### Figure record listings
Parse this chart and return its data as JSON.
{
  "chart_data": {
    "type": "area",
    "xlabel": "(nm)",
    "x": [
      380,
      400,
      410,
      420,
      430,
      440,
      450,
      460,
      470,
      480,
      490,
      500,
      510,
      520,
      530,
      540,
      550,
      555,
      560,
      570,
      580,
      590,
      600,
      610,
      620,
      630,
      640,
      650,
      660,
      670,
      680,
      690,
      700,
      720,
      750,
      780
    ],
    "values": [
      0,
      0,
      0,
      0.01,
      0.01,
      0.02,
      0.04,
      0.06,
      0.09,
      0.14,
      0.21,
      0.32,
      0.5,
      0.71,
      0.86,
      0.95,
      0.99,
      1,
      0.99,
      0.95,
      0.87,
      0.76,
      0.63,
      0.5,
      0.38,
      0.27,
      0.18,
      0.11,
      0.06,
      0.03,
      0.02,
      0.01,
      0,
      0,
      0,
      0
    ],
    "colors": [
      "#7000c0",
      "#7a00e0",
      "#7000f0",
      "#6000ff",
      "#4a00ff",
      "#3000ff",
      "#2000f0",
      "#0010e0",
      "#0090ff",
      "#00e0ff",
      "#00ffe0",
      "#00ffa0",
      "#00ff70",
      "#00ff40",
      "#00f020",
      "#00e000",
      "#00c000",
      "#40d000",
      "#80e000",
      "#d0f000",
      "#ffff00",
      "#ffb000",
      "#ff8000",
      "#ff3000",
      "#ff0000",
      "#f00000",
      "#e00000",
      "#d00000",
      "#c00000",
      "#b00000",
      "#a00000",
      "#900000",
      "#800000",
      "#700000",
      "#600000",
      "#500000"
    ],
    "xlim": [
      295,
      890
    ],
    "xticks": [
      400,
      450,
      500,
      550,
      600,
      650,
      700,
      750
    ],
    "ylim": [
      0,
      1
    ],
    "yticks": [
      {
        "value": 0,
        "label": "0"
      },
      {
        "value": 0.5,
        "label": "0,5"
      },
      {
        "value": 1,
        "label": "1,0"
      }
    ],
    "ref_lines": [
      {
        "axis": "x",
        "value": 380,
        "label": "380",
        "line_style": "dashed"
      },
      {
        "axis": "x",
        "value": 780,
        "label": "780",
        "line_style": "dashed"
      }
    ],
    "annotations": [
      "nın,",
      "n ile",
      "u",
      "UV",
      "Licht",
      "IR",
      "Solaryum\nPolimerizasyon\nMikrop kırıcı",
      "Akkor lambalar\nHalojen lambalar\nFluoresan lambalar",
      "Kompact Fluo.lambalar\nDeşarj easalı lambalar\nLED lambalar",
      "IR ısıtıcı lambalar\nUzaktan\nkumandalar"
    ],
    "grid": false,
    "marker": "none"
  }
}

### What the task requires
Copy every line of the entries above in which "lambalar" occurs.

### Answer to this exercise
      "Akkor lambalar\nHalojen lambalar\nFluoresan lambalar",
      "Kompact Fluo.lambalar\nDeşarj easalı lambalar\nLED lambalar",
      "IR ısıtıcı lambalar\nUzaktan\nkumandalar"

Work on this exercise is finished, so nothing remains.